▸ Exercise task
Transcribe the listing that follows in full, omitting pictures.

(A block of data)
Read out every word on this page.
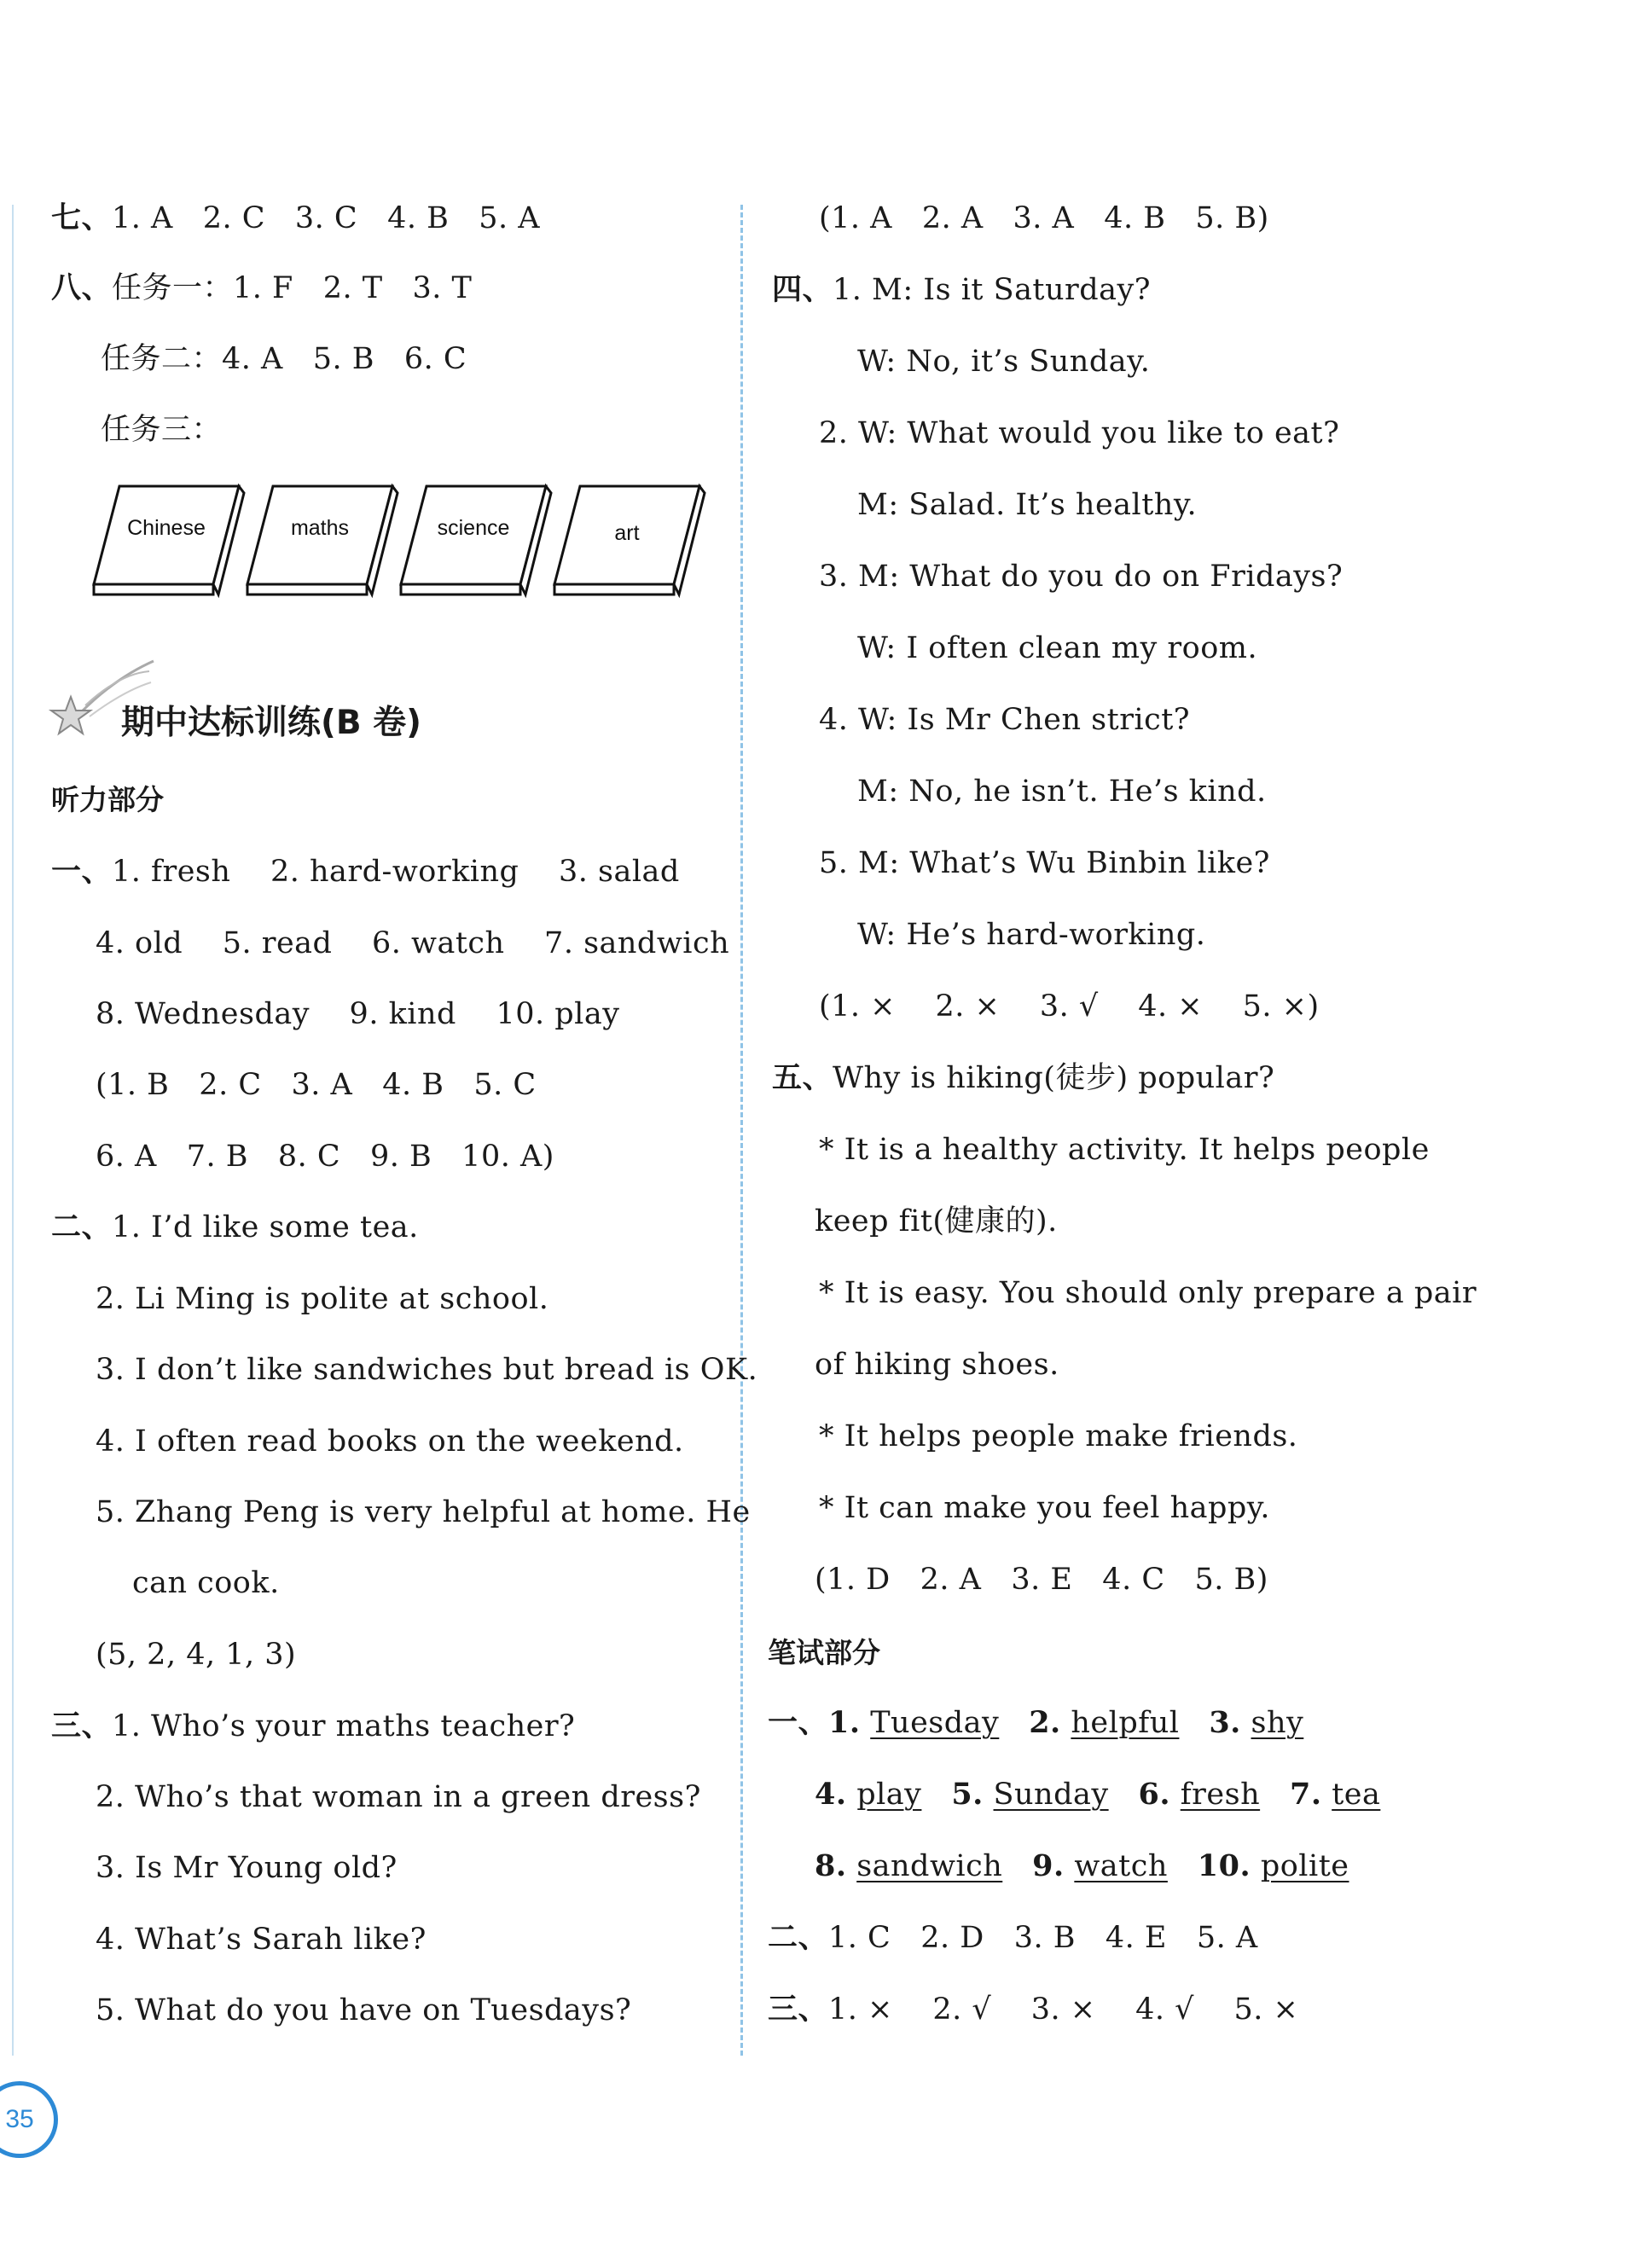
七、1. A 2. C 3. C 4. B 5. A
八、任务一：1. F 2. T 3. T
任务二：4. A 5. B 6. C
任务三：
Chinese	maths	science	art
期中达标训练(B 卷)
听力部分
一、1. fresh 2. hard-working 3. salad
4. old 5. read 6. watch 7. sandwich
8. Wednesday 9. kind 10. play
(1. B 2. C 3. A 4. B 5. C
6. A 7. B 8. C 9. B 10. A)
二、1. I’d like some tea.
2. Li Ming is polite at school.
3. I don’t like sandwiches but bread is OK.
4. I often read books on the weekend.
5. Zhang Peng is very helpful at home. He
can cook.
(5, 2, 4, 1, 3)
三、1. Who’s your maths teacher?
2. Who’s that woman in a green dress?
3. Is Mr Young old?
4. What’s Sarah like?
5. What do you have on Tuesdays?
(1. A 2. A 3. A 4. B 5. B)
四、1. M: Is it Saturday?
W: No, it’s Sunday.
2. W: What would you like to eat?
M: Salad. It’s healthy.
3. M: What do you do on Fridays?
W: I often clean my room.
4. W: Is Mr Chen strict?
M: No, he isn’t. He’s kind.
5. M: What’s Wu Binbin like?
W: He’s hard-working.
(1. × 2. × 3. √ 4. × 5. ×)
五、Why is hiking(徒步) popular?
* It is a healthy activity. It helps people
keep fit(健康的).
* It is easy. You should only prepare a pair
of hiking shoes.
* It helps people make friends.
* It can make you feel happy.
(1. D 2. A 3. E 4. C 5. B)
笔试部分
一、1. Tuesday 2. helpful 3. shy
4. play 5. Sunday 6. fresh 7. tea
8. sandwich 9. watch 10. polite
二、1. C 2. D 3. B 4. E 5. A
三、1. × 2. √ 3. × 4. √ 5. ×
35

▸ Written solution
Read out every word on this page.
七、1. A 2. C 3. C 4. B 5. A
八、任务一：1. F 2. T 3. T
任务二：4. A 5. B 6. C
任务三：
Chinese	maths	science	art
期中达标训练(B 卷)
听力部分
一、1. fresh 2. hard-working 3. salad
4. old 5. read 6. watch 7. sandwich
8. Wednesday 9. kind 10. play
(1. B 2. C 3. A 4. B 5. C
6. A 7. B 8. C 9. B 10. A)
二、1. I’d like some tea.
2. Li Ming is polite at school.
3. I don’t like sandwiches but bread is OK.
4. I often read books on the weekend.
5. Zhang Peng is very helpful at home. He
can cook.
(5, 2, 4, 1, 3)
三、1. Who’s your maths teacher?
2. Who’s that woman in a green dress?
3. Is Mr Young old?
4. What’s Sarah like?
5. What do you have on Tuesdays?
(1. A 2. A 3. A 4. B 5. B)
四、1. M: Is it Saturday?
W: No, it’s Sunday.
2. W: What would you like to eat?
M: Salad. It’s healthy.
3. M: What do you do on Fridays?
W: I often clean my room.
4. W: Is Mr Chen strict?
M: No, he isn’t. He’s kind.
5. M: What’s Wu Binbin like?
W: He’s hard-working.
(1. × 2. × 3. √ 4. × 5. ×)
五、Why is hiking(徒步) popular?
* It is a healthy activity. It helps people
keep fit(健康的).
* It is easy. You should only prepare a pair
of hiking shoes.
* It helps people make friends.
* It can make you feel happy.
(1. D 2. A 3. E 4. C 5. B)
笔试部分
一、1. Tuesday 2. helpful 3. shy
4. play 5. Sunday 6. fresh 7. tea
8. sandwich 9. watch 10. polite
二、1. C 2. D 3. B 4. E 5. A
三、1. × 2. √ 3. × 4. √ 5. ×
35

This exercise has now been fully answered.